_Direction:_
Write out the records below word for word, please.

"""

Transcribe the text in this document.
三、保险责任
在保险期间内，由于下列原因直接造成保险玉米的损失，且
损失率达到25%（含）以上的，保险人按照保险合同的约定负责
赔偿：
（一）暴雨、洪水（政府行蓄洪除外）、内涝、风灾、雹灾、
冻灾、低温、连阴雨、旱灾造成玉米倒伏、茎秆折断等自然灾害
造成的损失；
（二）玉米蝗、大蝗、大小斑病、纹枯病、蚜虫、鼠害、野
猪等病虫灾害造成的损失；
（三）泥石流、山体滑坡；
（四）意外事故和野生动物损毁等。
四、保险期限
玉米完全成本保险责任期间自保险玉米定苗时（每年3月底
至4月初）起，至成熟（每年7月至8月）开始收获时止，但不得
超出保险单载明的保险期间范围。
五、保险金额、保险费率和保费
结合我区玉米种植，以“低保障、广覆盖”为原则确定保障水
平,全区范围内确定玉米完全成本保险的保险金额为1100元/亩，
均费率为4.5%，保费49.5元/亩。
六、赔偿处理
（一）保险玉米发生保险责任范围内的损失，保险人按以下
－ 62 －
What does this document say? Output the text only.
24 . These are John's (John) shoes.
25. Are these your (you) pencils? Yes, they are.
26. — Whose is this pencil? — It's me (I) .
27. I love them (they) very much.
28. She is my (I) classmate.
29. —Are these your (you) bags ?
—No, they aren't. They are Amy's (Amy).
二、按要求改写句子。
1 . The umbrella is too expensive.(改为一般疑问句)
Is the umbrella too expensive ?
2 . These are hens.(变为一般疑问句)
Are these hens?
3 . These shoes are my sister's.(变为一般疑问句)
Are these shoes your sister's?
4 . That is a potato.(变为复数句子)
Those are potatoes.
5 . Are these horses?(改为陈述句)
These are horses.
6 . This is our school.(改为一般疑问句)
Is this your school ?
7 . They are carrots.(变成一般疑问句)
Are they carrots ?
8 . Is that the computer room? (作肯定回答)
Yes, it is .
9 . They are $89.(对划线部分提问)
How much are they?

"""

_Answer for this exercise:_
Transcribe the text in this document.
三、保险责任
在保险期间内，由于下列原因直接造成保险玉米的损失，且
损失率达到25%（含）以上的，保险人按照保险合同的约定负责
赔偿：
（一）暴雨、洪水（政府行蓄洪除外）、内涝、风灾、雹灾、
冻灾、低温、连阴雨、旱灾造成玉米倒伏、茎秆折断等自然灾害
造成的损失；
（二）玉米蝗、大蝗、大小斑病、纹枯病、蚜虫、鼠害、野
猪等病虫灾害造成的损失；
（三）泥石流、山体滑坡；
（四）意外事故和野生动物损毁等。
四、保险期限
玉米完全成本保险责任期间自保险玉米定苗时（每年3月底
至4月初）起，至成熟（每年7月至8月）开始收获时止，但不得
超出保险单载明的保险期间范围。
五、保险金额、保险费率和保费
结合我区玉米种植，以“低保障、广覆盖”为原则确定保障水
平,全区范围内确定玉米完全成本保险的保险金额为1100元/亩，
均费率为4.5%，保费49.5元/亩。
六、赔偿处理
（一）保险玉米发生保险责任范围内的损失，保险人按以下
－ 62 －
What does this document say? Output the text only.
24 . These are John's (John) shoes.
25. Are these your (you) pencils? Yes, they are.
26. — Whose is this pencil? — It's me (I) .
27. I love them (they) very much.
28. She is my (I) classmate.
29. —Are these your (you) bags ?
—No, they aren't. They are Amy's (Amy).
二、按要求改写句子。
1 . The umbrella is too expensive.(改为一般疑问句)
Is the umbrella too expensive ?
2 . These are hens.(变为一般疑问句)
Are these hens?
3 . These shoes are my sister's.(变为一般疑问句)
Are these shoes your sister's?
4 . That is a potato.(变为复数句子)
Those are potatoes.
5 . Are these horses?(改为陈述句)
These are horses.
6 . This is our school.(改为一般疑问句)
Is this your school ?
7 . They are carrots.(变成一般疑问句)
Are they carrots ?
8 . Is that the computer room? (作肯定回答)
Yes, it is .
9 . They are $89.(对划线部分提问)
How much are they?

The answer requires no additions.